— Aim —
Return the whole listing exactly as it stands.

(Records excerpted from a collection)
(begin)

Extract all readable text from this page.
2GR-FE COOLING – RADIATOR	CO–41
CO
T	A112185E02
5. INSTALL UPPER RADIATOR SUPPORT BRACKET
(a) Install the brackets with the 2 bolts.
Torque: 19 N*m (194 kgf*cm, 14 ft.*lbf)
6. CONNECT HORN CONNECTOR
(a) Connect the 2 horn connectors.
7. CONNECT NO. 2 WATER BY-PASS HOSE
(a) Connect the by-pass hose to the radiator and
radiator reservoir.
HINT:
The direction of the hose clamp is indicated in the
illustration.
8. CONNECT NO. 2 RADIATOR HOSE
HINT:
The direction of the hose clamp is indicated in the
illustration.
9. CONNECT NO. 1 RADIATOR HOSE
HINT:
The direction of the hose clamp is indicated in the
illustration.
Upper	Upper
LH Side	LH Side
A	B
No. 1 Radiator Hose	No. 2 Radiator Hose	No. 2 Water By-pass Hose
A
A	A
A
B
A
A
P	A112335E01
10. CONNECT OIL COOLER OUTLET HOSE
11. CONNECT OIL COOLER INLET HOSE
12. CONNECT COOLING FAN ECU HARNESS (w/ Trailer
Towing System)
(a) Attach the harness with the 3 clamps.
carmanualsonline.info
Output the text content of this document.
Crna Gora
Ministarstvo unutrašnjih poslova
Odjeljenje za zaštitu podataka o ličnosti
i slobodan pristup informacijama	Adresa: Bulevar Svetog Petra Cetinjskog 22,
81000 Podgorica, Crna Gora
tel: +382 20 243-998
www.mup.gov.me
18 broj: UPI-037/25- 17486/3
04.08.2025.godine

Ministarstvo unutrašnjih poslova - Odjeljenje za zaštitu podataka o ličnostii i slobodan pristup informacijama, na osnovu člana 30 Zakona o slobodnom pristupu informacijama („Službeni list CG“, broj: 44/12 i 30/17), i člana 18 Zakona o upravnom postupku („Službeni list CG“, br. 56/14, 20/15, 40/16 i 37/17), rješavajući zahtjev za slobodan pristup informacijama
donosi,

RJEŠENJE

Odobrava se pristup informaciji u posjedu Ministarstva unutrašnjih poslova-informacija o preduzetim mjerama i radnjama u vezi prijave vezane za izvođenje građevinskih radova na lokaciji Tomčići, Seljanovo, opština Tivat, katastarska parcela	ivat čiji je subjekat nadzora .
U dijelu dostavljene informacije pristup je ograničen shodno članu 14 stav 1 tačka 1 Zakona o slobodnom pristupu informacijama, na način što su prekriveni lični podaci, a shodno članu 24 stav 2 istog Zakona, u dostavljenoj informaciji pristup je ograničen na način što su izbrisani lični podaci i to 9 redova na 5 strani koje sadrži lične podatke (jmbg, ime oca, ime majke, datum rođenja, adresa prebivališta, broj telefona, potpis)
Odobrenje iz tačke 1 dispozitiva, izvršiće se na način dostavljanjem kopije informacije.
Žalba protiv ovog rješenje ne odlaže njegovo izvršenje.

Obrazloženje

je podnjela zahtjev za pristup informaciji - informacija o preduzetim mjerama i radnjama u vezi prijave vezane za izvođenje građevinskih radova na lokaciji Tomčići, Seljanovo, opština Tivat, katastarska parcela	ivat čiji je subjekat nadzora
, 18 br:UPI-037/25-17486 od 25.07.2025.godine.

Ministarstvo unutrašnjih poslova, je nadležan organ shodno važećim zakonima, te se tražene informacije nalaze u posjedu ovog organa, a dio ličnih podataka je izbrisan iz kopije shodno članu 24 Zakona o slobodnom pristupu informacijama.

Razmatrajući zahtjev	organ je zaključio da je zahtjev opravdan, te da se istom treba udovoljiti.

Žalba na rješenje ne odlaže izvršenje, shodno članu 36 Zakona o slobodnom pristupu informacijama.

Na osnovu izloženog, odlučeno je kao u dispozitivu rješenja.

(end)

— Reply —
Extract all readable text from this page.
2GR-FE COOLING – RADIATOR	CO–41
CO
T	A112185E02
5. INSTALL UPPER RADIATOR SUPPORT BRACKET
(a) Install the brackets with the 2 bolts.
Torque: 19 N*m (194 kgf*cm, 14 ft.*lbf)
6. CONNECT HORN CONNECTOR
(a) Connect the 2 horn connectors.
7. CONNECT NO. 2 WATER BY-PASS HOSE
(a) Connect the by-pass hose to the radiator and
radiator reservoir.
HINT:
The direction of the hose clamp is indicated in the
illustration.
8. CONNECT NO. 2 RADIATOR HOSE
HINT:
The direction of the hose clamp is indicated in the
illustration.
9. CONNECT NO. 1 RADIATOR HOSE
HINT:
The direction of the hose clamp is indicated in the
illustration.
Upper	Upper
LH Side	LH Side
A	B
No. 1 Radiator Hose	No. 2 Radiator Hose	No. 2 Water By-pass Hose
A
A	A
A
B
A
A
P	A112335E01
10. CONNECT OIL COOLER OUTLET HOSE
11. CONNECT OIL COOLER INLET HOSE
12. CONNECT COOLING FAN ECU HARNESS (w/ Trailer
Towing System)
(a) Attach the harness with the 3 clamps.
carmanualsonline.info
Output the text content of this document.
Crna Gora
Ministarstvo unutrašnjih poslova
Odjeljenje za zaštitu podataka o ličnosti
i slobodan pristup informacijama	Adresa: Bulevar Svetog Petra Cetinjskog 22,
81000 Podgorica, Crna Gora
tel: +382 20 243-998
www.mup.gov.me
18 broj: UPI-037/25- 17486/3
04.08.2025.godine

Ministarstvo unutrašnjih poslova - Odjeljenje za zaštitu podataka o ličnostii i slobodan pristup informacijama, na osnovu člana 30 Zakona o slobodnom pristupu informacijama („Službeni list CG“, broj: 44/12 i 30/17), i člana 18 Zakona o upravnom postupku („Službeni list CG“, br. 56/14, 20/15, 40/16 i 37/17), rješavajući zahtjev za slobodan pristup informacijama
donosi,

RJEŠENJE

Odobrava se pristup informaciji u posjedu Ministarstva unutrašnjih poslova-informacija o preduzetim mjerama i radnjama u vezi prijave vezane za izvođenje građevinskih radova na lokaciji Tomčići, Seljanovo, opština Tivat, katastarska parcela	ivat čiji je subjekat nadzora .
U dijelu dostavljene informacije pristup je ograničen shodno članu 14 stav 1 tačka 1 Zakona o slobodnom pristupu informacijama, na način što su prekriveni lični podaci, a shodno članu 24 stav 2 istog Zakona, u dostavljenoj informaciji pristup je ograničen na način što su izbrisani lični podaci i to 9 redova na 5 strani koje sadrži lične podatke (jmbg, ime oca, ime majke, datum rođenja, adresa prebivališta, broj telefona, potpis)
Odobrenje iz tačke 1 dispozitiva, izvršiće se na način dostavljanjem kopije informacije.
Žalba protiv ovog rješenje ne odlaže njegovo izvršenje.

Obrazloženje

je podnjela zahtjev za pristup informaciji - informacija o preduzetim mjerama i radnjama u vezi prijave vezane za izvođenje građevinskih radova na lokaciji Tomčići, Seljanovo, opština Tivat, katastarska parcela	ivat čiji je subjekat nadzora
, 18 br:UPI-037/25-17486 od 25.07.2025.godine.

Ministarstvo unutrašnjih poslova, je nadležan organ shodno važećim zakonima, te se tražene informacije nalaze u posjedu ovog organa, a dio ličnih podataka je izbrisan iz kopije shodno članu 24 Zakona o slobodnom pristupu informacijama.

Razmatrajući zahtjev	organ je zaključio da je zahtjev opravdan, te da se istom treba udovoljiti.

Žalba na rješenje ne odlaže izvršenje, shodno članu 36 Zakona o slobodnom pristupu informacijama.

Na osnovu izloženog, odlučeno je kao u dispozitivu rješenja.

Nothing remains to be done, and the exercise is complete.